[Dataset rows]
========================

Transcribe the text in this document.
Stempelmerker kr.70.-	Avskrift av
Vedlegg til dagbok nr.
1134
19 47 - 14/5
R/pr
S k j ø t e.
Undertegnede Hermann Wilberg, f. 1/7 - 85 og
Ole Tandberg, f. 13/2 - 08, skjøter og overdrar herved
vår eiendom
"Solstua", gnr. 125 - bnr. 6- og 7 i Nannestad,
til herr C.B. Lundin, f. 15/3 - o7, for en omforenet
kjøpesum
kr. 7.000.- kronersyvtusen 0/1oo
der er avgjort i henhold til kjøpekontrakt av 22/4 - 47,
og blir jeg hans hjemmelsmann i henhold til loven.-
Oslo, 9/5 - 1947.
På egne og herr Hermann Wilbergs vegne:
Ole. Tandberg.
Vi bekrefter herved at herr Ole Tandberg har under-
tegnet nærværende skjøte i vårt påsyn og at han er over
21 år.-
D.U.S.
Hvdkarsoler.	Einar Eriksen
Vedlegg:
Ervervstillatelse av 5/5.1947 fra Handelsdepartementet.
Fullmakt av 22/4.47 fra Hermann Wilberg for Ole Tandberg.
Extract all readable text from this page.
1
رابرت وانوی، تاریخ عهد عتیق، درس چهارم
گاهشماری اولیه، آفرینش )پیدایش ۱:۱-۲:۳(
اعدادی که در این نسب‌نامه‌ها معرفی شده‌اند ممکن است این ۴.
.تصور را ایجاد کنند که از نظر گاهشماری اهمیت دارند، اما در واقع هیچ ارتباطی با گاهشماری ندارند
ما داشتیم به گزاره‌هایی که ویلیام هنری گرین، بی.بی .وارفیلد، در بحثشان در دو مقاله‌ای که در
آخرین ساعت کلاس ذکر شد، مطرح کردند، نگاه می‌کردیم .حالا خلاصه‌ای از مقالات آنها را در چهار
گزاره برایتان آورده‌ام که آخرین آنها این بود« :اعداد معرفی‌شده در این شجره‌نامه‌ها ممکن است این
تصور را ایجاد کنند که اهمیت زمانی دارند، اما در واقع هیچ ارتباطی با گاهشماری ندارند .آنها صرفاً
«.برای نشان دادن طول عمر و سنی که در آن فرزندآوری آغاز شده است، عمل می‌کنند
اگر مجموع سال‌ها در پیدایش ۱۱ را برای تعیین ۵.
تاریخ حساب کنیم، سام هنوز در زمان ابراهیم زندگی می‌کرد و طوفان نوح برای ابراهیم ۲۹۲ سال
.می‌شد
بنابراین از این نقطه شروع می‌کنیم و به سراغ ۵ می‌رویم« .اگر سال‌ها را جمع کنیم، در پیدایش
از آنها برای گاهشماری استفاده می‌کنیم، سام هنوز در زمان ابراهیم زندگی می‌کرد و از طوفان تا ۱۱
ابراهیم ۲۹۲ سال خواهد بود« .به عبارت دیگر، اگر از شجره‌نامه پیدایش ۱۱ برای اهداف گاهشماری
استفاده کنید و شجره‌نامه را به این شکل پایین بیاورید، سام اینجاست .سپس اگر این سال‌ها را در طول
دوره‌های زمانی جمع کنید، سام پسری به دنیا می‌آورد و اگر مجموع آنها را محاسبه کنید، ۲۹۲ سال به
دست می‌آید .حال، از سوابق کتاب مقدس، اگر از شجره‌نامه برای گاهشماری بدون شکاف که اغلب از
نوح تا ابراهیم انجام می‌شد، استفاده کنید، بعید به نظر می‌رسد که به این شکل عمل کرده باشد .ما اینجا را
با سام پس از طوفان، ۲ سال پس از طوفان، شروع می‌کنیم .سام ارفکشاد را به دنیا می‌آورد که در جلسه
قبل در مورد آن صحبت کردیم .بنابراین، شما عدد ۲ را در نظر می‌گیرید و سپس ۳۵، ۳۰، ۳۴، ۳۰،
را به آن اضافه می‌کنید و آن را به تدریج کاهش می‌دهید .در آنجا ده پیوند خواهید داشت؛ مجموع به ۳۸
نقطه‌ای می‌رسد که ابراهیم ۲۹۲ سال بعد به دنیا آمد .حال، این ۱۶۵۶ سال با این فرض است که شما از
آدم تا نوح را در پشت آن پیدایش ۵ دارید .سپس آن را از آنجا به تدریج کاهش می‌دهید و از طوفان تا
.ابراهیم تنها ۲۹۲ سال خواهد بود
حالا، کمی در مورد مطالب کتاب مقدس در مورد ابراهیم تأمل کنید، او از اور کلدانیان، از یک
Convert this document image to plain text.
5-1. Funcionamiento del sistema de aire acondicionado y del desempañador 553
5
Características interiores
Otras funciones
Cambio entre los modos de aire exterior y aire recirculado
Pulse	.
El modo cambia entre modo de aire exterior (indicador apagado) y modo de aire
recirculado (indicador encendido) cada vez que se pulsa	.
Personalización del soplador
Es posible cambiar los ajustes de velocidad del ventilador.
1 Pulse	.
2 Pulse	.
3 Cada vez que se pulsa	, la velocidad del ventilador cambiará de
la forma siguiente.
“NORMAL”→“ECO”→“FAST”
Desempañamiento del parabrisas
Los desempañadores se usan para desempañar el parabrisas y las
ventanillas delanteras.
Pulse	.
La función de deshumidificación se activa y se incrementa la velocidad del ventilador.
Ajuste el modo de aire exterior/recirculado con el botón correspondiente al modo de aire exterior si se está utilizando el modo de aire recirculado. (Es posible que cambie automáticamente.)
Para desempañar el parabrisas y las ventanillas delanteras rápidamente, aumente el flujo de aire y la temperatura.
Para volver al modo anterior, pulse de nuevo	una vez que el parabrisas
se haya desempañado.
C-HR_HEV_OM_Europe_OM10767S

========================

Find and count the lines of the data that include the string "ندارند", and report that figure by itself.

SOLUTION TO THIS TASK: 2